Data records:
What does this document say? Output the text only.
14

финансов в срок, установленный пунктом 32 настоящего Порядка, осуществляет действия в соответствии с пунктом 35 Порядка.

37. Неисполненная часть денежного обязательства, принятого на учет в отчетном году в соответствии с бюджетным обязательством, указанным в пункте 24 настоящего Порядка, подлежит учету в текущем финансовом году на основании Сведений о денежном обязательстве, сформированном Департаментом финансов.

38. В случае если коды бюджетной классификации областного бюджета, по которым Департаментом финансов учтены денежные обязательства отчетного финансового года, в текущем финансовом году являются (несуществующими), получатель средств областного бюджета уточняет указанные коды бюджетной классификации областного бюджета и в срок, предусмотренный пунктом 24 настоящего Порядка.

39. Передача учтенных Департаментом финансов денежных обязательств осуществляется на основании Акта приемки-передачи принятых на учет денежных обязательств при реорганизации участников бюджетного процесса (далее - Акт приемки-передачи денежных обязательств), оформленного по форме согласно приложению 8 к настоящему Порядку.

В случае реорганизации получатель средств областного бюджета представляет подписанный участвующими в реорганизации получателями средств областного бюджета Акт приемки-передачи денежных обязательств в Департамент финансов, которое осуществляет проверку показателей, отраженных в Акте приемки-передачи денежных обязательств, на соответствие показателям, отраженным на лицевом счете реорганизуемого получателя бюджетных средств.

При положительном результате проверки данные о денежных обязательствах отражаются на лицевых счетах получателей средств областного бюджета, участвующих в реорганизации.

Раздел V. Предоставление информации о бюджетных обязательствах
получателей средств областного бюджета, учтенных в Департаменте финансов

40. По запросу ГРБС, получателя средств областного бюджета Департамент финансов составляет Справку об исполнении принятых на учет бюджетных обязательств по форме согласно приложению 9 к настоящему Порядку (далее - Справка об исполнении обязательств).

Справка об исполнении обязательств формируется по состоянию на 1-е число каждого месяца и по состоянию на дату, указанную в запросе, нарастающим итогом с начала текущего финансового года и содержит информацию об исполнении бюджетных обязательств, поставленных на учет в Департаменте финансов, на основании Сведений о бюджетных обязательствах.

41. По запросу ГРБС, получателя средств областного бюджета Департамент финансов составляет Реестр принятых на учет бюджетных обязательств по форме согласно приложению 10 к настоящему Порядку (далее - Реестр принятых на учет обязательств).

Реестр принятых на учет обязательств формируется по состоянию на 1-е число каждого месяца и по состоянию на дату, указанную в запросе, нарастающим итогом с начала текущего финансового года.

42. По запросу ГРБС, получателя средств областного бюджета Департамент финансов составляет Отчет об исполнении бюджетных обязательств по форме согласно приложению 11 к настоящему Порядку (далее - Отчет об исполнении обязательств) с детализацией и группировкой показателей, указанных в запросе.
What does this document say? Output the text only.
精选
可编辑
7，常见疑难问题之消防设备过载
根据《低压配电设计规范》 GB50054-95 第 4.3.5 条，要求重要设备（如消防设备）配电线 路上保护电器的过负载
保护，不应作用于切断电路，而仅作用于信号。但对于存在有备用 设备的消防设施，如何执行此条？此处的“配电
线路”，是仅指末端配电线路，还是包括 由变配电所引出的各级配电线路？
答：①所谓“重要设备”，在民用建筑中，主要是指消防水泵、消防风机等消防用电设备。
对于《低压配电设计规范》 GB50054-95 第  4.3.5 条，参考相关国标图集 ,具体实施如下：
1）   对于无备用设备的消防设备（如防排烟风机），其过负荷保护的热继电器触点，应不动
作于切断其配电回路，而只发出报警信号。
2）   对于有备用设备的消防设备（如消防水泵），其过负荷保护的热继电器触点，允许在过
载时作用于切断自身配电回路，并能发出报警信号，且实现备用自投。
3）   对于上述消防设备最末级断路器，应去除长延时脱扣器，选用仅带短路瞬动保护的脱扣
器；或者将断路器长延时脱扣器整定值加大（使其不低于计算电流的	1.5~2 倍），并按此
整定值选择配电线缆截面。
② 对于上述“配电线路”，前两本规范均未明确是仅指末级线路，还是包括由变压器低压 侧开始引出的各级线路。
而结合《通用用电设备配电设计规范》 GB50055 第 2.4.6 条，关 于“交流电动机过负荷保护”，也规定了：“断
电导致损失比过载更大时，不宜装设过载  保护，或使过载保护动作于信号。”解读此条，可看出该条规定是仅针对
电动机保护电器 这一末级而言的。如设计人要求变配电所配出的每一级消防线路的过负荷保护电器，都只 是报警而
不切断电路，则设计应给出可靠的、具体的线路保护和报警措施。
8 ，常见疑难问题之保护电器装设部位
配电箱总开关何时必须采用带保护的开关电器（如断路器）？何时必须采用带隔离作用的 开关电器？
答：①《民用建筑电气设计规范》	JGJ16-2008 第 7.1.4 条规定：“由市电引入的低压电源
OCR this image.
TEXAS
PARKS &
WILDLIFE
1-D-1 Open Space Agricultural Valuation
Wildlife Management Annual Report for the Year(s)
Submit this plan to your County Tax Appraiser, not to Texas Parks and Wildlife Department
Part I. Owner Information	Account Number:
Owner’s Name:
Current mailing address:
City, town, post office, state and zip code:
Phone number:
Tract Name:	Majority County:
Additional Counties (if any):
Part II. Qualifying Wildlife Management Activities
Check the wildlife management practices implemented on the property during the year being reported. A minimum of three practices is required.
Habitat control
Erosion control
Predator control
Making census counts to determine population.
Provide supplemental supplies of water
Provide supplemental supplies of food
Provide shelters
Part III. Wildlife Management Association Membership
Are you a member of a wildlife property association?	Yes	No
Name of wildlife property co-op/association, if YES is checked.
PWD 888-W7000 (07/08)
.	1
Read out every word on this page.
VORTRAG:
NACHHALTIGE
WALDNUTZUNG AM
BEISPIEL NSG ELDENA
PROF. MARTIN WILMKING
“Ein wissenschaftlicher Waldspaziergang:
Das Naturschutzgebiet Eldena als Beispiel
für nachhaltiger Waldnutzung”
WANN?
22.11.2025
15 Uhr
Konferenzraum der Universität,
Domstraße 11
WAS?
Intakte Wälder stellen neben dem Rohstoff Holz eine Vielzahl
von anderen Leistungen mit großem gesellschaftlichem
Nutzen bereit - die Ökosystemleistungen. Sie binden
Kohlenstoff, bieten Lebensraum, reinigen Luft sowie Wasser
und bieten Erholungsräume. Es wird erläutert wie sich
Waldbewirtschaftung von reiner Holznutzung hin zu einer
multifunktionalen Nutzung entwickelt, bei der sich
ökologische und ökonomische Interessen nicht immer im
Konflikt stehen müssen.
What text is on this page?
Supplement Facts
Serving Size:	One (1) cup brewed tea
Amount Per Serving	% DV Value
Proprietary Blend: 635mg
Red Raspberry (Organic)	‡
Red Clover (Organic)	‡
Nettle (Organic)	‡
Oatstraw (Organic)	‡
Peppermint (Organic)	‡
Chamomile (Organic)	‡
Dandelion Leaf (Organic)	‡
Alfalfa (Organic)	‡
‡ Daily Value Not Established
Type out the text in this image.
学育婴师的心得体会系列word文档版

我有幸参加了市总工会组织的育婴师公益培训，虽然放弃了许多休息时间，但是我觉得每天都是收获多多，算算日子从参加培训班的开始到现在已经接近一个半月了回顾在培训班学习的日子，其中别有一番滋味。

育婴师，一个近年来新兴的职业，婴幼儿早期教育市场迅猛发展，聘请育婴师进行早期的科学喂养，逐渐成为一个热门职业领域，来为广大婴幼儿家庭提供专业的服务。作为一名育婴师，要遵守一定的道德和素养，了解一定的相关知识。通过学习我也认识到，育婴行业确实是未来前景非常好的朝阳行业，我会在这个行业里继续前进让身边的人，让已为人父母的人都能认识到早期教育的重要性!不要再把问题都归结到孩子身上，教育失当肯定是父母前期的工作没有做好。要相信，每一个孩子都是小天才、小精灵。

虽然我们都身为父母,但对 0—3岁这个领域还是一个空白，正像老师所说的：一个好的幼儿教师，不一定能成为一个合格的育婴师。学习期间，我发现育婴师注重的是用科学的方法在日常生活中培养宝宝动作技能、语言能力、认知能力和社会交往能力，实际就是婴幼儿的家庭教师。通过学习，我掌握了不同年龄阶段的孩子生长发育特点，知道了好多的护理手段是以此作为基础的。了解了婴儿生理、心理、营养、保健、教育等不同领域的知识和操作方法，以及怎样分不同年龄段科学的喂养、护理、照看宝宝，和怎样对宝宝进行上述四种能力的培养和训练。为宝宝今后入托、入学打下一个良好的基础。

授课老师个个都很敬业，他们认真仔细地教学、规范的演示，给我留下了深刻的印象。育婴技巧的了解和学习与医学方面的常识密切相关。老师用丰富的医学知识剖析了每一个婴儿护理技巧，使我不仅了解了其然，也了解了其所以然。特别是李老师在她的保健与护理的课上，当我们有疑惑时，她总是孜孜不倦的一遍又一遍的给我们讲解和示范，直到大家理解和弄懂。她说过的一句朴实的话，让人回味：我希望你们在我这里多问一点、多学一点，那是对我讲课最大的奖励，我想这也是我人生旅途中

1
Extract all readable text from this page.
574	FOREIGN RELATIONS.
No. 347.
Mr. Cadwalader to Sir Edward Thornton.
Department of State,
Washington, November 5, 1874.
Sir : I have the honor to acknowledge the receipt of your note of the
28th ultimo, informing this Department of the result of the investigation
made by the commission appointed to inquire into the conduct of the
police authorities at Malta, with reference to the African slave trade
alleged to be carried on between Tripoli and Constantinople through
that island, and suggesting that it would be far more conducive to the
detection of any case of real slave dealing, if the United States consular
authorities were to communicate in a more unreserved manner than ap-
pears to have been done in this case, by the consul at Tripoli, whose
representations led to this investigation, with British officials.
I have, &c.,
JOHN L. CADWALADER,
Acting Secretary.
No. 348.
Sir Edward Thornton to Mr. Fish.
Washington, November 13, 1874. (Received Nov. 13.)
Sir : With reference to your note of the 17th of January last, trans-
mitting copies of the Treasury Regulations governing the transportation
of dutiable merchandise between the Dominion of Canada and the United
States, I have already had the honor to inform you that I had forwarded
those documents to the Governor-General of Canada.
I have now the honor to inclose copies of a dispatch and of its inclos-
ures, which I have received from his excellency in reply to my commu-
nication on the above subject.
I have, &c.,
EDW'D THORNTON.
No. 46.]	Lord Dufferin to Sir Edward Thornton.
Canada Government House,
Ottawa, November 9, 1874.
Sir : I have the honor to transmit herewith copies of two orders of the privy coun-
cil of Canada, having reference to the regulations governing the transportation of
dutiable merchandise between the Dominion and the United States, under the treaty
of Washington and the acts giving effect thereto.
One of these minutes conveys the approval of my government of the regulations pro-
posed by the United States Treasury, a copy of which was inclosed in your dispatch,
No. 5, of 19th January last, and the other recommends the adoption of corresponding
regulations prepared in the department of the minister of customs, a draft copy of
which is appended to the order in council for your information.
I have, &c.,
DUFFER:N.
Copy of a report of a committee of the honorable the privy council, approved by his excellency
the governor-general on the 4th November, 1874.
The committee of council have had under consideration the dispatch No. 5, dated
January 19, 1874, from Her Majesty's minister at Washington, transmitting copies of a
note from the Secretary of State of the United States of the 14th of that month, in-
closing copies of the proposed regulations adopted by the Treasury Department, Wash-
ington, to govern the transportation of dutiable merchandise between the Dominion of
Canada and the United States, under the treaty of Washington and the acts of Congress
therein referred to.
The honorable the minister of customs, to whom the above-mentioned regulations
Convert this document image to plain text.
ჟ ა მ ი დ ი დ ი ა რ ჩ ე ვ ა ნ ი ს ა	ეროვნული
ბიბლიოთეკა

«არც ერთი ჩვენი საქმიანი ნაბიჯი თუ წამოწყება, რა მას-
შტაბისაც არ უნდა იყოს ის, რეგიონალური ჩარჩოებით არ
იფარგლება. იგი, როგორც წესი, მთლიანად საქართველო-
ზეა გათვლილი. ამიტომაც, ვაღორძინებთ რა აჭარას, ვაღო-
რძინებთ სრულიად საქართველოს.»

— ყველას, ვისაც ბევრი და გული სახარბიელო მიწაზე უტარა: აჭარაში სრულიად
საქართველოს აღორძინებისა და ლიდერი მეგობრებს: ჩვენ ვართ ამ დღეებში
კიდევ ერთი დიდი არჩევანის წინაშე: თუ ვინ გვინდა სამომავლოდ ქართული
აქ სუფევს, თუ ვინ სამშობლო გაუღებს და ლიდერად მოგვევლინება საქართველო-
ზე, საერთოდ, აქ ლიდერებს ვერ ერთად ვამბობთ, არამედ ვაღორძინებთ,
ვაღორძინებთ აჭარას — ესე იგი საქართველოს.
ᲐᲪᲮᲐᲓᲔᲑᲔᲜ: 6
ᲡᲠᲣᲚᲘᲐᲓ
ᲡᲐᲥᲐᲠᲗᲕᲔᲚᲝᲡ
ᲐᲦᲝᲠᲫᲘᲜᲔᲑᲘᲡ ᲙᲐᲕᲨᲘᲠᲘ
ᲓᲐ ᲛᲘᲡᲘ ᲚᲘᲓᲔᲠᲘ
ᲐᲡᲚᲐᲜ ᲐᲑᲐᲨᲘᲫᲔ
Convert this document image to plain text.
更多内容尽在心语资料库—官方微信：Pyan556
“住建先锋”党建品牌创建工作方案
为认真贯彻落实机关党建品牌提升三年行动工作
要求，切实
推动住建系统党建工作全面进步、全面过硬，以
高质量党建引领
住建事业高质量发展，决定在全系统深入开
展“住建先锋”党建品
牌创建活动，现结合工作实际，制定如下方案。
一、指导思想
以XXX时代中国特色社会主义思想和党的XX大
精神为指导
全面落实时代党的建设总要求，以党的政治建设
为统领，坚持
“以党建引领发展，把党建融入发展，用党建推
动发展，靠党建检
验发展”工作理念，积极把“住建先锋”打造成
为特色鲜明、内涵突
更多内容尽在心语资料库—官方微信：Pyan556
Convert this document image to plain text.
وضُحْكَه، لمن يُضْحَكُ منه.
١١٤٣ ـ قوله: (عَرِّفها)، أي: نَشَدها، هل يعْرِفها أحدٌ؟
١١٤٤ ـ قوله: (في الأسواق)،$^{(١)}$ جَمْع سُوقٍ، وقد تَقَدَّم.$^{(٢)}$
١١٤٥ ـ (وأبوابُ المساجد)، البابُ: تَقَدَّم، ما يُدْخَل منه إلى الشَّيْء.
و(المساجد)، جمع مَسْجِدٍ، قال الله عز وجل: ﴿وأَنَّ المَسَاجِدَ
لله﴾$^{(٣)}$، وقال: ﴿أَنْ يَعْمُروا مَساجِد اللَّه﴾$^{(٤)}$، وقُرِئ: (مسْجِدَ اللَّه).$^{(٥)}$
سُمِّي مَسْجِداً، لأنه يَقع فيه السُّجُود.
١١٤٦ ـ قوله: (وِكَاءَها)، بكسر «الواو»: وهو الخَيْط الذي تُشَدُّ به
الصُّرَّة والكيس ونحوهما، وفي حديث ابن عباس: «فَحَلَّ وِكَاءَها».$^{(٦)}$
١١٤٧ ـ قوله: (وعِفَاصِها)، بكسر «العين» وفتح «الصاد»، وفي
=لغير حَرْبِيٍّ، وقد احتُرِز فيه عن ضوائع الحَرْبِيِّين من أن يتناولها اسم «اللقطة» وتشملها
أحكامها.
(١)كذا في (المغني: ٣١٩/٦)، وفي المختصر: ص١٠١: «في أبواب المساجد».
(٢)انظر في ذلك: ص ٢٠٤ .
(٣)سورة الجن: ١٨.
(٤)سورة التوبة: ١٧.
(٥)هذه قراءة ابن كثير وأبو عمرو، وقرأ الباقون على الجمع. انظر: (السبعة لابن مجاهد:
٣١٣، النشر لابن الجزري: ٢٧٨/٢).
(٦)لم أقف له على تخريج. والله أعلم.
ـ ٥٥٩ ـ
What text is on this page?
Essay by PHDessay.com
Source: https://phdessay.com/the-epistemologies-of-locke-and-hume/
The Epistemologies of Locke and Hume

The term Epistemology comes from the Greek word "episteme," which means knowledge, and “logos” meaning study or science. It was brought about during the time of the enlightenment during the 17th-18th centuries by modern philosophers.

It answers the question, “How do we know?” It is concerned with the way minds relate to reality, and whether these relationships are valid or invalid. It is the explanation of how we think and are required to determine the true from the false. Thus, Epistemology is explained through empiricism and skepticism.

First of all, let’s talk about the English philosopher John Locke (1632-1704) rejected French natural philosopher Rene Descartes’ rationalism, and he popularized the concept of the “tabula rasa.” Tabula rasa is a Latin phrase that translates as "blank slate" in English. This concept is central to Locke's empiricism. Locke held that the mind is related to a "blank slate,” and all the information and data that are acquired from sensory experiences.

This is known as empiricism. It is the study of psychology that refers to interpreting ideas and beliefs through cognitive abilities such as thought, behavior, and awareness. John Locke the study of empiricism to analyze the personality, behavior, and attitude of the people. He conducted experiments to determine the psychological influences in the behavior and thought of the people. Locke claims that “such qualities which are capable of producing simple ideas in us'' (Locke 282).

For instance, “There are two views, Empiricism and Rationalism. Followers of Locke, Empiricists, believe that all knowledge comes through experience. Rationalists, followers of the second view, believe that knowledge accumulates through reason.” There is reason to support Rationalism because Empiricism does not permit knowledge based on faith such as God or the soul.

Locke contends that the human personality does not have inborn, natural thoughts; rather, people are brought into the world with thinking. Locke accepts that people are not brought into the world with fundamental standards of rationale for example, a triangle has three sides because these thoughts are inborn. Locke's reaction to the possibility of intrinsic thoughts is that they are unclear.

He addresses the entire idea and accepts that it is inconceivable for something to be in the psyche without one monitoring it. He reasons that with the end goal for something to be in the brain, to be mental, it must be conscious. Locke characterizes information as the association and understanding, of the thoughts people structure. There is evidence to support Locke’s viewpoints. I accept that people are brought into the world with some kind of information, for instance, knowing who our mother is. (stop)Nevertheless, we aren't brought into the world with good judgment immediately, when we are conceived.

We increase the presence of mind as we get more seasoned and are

■ CHALLENGE: The answer should be a single number: the count of lines in the data that include the string "пунктом".

■ EXERCISE RESULT: 2